Exercise: Carry none of the pictures over; set down the material below exactly.

## START Task inputs

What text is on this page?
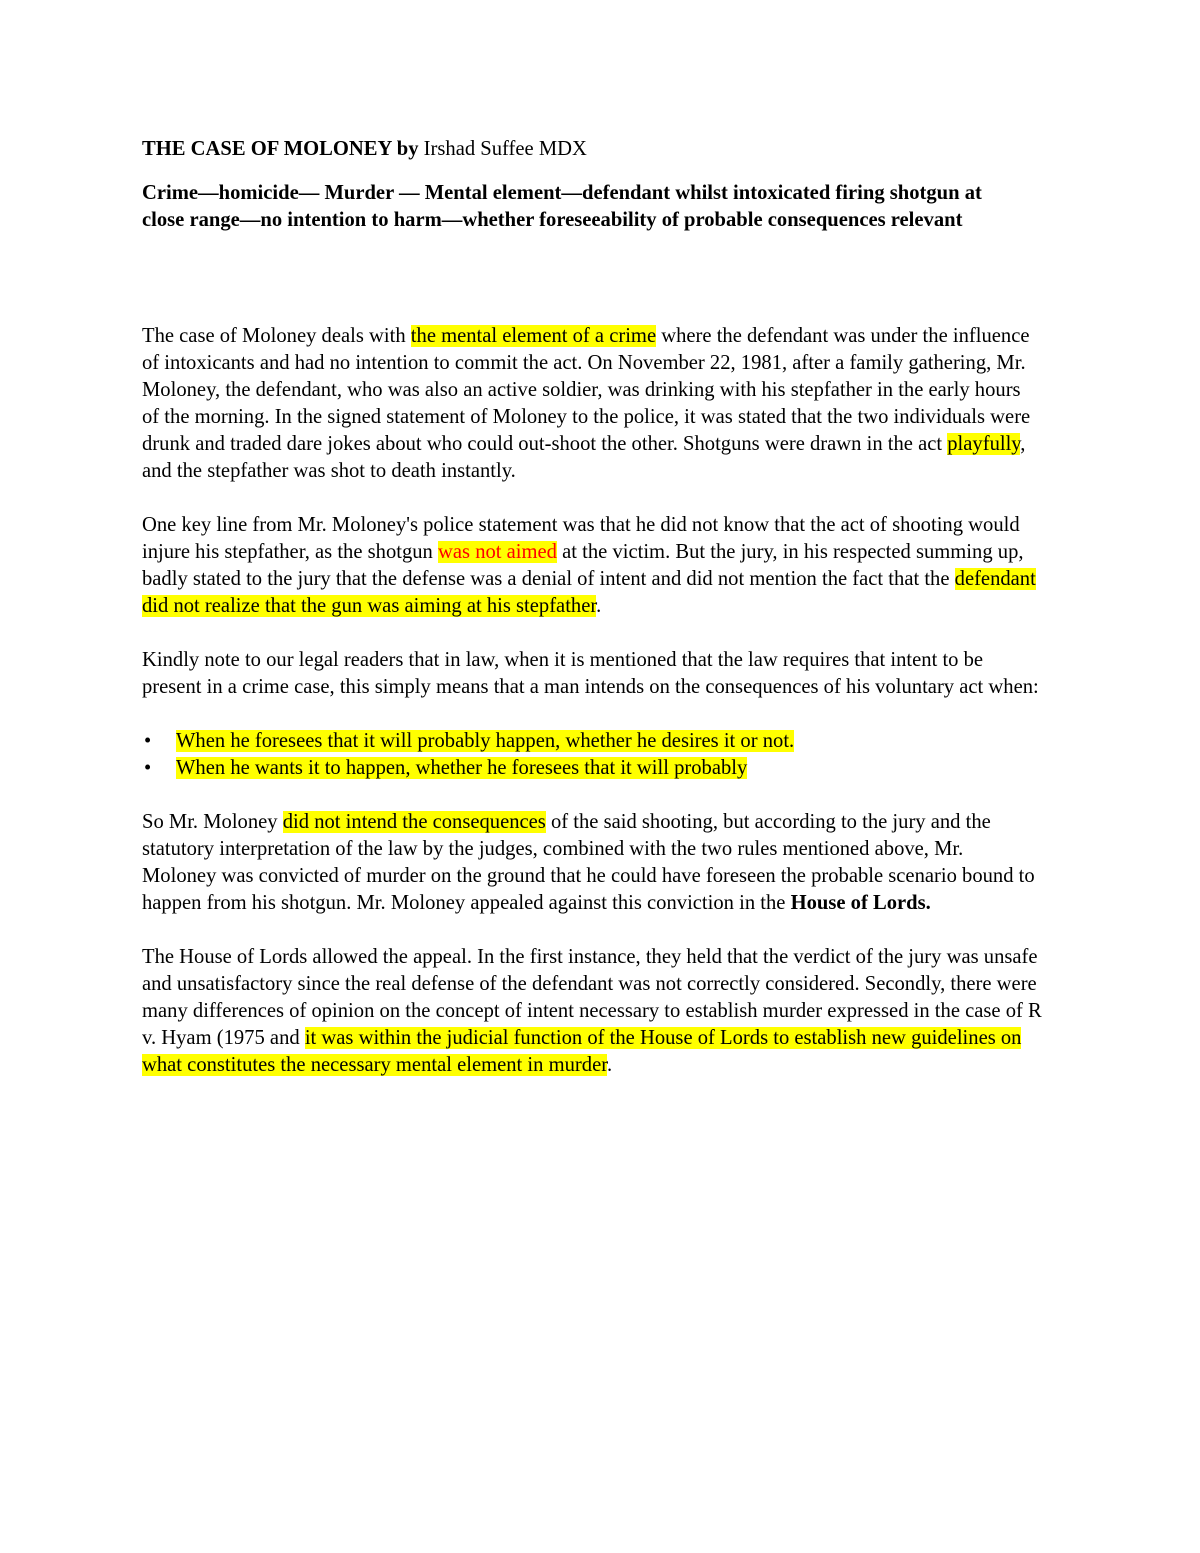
THE CASE OF MOLONEY by Irshad Suffee MDX
Crime—homicide— Murder — Mental element—defendant whilst intoxicated firing shotgun at close range—no intention to harm—whether foreseeability of probable consequences relevant

The case of Moloney deals with the mental element of a crime where the defendant was under the influence of intoxicants and had no intention to commit the act. On November 22, 1981, after a family gathering, Mr. Moloney, the defendant, who was also an active soldier, was drinking with his stepfather in the early hours of the morning. In the signed statement of Moloney to the police, it was stated that the two individuals were drunk and traded dare jokes about who could out-shoot the other. Shotguns were drawn in the act playfully, and the stepfather was shot to death instantly.

One key line from Mr. Moloney's police statement was that he did not know that the act of shooting would injure his stepfather, as the shotgun was not aimed at the victim. But the jury, in his respected summing up, badly stated to the jury that the defense was a denial of intent and did not mention the fact that the defendant did not realize that the gun was aiming at his stepfather.

Kindly note to our legal readers that in law, when it is mentioned that the law requires that intent to be present in a crime case, this simply means that a man intends on the consequences of his voluntary act when:

• When he foresees that it will probably happen, whether he desires it or not.
• When he wants it to happen, whether he foresees that it will probably

So Mr. Moloney did not intend the consequences of the said shooting, but according to the jury and the statutory interpretation of the law by the judges, combined with the two rules mentioned above, Mr. Moloney was convicted of murder on the ground that he could have foreseen the probable scenario bound to happen from his shotgun. Mr. Moloney appealed against this conviction in the House of Lords.

The House of Lords allowed the appeal. In the first instance, they held that the verdict of the jury was unsafe and unsatisfactory since the real defense of the defendant was not correctly considered. Secondly, there were many differences of opinion on the concept of intent necessary to establish murder expressed in the case of R v. Hyam (1975 and it was within the judicial function of the House of Lords to establish new guidelines on what constitutes the necessary mental element in murder.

## END Task inputs

Right answer:
What text is on this page?
THE CASE OF MOLONEY by Irshad Suffee MDX
Crime—homicide— Murder — Mental element—defendant whilst intoxicated firing shotgun at close range—no intention to harm—whether foreseeability of probable consequences relevant

The case of Moloney deals with the mental element of a crime where the defendant was under the influence of intoxicants and had no intention to commit the act. On November 22, 1981, after a family gathering, Mr. Moloney, the defendant, who was also an active soldier, was drinking with his stepfather in the early hours of the morning. In the signed statement of Moloney to the police, it was stated that the two individuals were drunk and traded dare jokes about who could out-shoot the other. Shotguns were drawn in the act playfully, and the stepfather was shot to death instantly.

One key line from Mr. Moloney's police statement was that he did not know that the act of shooting would injure his stepfather, as the shotgun was not aimed at the victim. But the jury, in his respected summing up, badly stated to the jury that the defense was a denial of intent and did not mention the fact that the defendant did not realize that the gun was aiming at his stepfather.

Kindly note to our legal readers that in law, when it is mentioned that the law requires that intent to be present in a crime case, this simply means that a man intends on the consequences of his voluntary act when:

• When he foresees that it will probably happen, whether he desires it or not.
• When he wants it to happen, whether he foresees that it will probably

So Mr. Moloney did not intend the consequences of the said shooting, but according to the jury and the statutory interpretation of the law by the judges, combined with the two rules mentioned above, Mr. Moloney was convicted of murder on the ground that he could have foreseen the probable scenario bound to happen from his shotgun. Mr. Moloney appealed against this conviction in the House of Lords.

The House of Lords allowed the appeal. In the first instance, they held that the verdict of the jury was unsafe and unsatisfactory since the real defense of the defendant was not correctly considered. Secondly, there were many differences of opinion on the concept of intent necessary to establish murder expressed in the case of R v. Hyam (1975 and it was within the judicial function of the House of Lords to establish new guidelines on what constitutes the necessary mental element in murder.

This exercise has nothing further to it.